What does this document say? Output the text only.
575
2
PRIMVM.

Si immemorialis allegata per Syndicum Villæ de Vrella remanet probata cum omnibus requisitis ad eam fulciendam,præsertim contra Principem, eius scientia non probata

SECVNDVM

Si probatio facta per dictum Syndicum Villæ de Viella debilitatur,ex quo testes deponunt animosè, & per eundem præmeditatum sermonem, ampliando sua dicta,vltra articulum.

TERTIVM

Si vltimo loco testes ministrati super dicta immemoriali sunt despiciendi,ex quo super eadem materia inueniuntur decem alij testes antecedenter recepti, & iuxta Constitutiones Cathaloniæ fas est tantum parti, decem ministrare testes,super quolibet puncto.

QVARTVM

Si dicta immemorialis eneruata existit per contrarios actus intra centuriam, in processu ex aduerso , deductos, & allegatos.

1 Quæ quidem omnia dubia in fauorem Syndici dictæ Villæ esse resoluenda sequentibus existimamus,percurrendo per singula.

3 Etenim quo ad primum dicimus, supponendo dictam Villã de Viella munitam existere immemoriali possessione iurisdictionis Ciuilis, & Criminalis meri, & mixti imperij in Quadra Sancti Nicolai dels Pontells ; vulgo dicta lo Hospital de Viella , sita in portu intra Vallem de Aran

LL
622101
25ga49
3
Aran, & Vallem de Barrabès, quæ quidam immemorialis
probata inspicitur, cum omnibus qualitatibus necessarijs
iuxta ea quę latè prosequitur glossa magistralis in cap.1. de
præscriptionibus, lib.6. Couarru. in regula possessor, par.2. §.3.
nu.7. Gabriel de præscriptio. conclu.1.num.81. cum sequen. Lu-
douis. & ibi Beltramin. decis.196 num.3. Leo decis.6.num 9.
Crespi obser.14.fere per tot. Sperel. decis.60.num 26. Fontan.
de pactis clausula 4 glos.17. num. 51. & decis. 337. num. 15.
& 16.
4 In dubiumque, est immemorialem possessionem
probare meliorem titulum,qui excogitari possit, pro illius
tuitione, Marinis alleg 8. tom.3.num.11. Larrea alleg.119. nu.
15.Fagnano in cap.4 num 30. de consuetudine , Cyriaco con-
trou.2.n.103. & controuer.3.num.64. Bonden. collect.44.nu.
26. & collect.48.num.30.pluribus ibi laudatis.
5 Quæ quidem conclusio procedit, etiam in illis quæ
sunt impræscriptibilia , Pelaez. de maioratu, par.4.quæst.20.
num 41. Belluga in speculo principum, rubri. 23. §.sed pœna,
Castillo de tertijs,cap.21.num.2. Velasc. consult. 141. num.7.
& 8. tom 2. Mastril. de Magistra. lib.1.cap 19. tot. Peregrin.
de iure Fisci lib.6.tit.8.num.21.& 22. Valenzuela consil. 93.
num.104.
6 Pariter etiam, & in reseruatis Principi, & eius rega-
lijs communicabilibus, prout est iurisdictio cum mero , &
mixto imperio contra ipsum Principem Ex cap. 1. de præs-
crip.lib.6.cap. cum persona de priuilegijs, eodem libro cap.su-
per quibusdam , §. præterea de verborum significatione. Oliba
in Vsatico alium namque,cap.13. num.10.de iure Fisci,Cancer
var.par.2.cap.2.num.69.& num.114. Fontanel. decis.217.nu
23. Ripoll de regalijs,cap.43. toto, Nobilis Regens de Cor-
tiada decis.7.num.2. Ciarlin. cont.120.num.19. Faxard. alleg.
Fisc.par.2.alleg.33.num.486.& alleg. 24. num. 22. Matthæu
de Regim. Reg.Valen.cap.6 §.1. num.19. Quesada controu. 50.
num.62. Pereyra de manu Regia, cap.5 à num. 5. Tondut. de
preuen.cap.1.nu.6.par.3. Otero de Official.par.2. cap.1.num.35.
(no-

------------------------------------------------------------------------

▸ Set problem: Show all lines in the entries above where the string "iure" appears.

▸ Task output:
de iure Fisci lib.6.tit.8.num.21.& 22. Valenzuela consil. 93.
in Vsatico alium namque,cap.13. num.10.de iure Fisci,Cancer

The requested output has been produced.